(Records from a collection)

=-=-=

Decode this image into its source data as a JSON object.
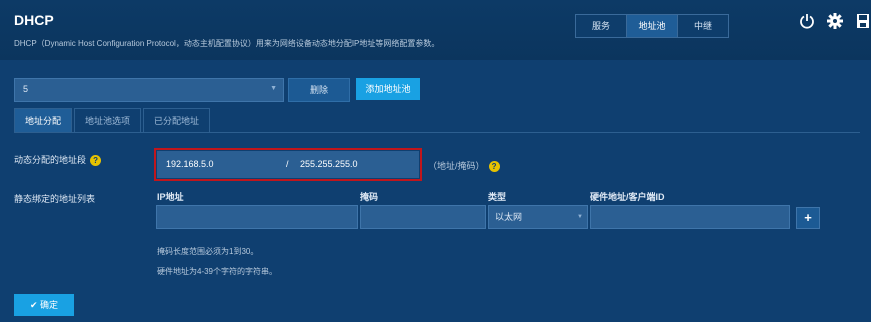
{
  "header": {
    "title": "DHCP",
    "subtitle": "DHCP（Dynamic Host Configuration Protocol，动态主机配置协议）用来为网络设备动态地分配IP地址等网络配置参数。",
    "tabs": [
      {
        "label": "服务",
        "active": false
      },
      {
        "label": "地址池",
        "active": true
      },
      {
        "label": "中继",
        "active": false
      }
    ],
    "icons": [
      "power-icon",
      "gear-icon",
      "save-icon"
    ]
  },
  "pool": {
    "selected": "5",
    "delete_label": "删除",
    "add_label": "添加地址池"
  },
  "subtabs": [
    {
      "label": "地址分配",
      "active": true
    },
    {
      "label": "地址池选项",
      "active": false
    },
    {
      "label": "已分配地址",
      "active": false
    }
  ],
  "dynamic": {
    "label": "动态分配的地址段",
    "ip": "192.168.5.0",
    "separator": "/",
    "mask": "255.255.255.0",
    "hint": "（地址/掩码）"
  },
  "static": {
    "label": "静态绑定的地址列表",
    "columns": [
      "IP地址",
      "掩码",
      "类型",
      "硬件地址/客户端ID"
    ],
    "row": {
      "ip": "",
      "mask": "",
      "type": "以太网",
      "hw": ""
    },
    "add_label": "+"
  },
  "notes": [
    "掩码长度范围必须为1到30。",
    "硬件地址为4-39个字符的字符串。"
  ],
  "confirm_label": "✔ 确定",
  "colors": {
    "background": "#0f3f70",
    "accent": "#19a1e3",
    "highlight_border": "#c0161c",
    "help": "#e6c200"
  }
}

=-=-=

Report how many lines of the preceding records include "DHCP". Output the number only.

The result: 2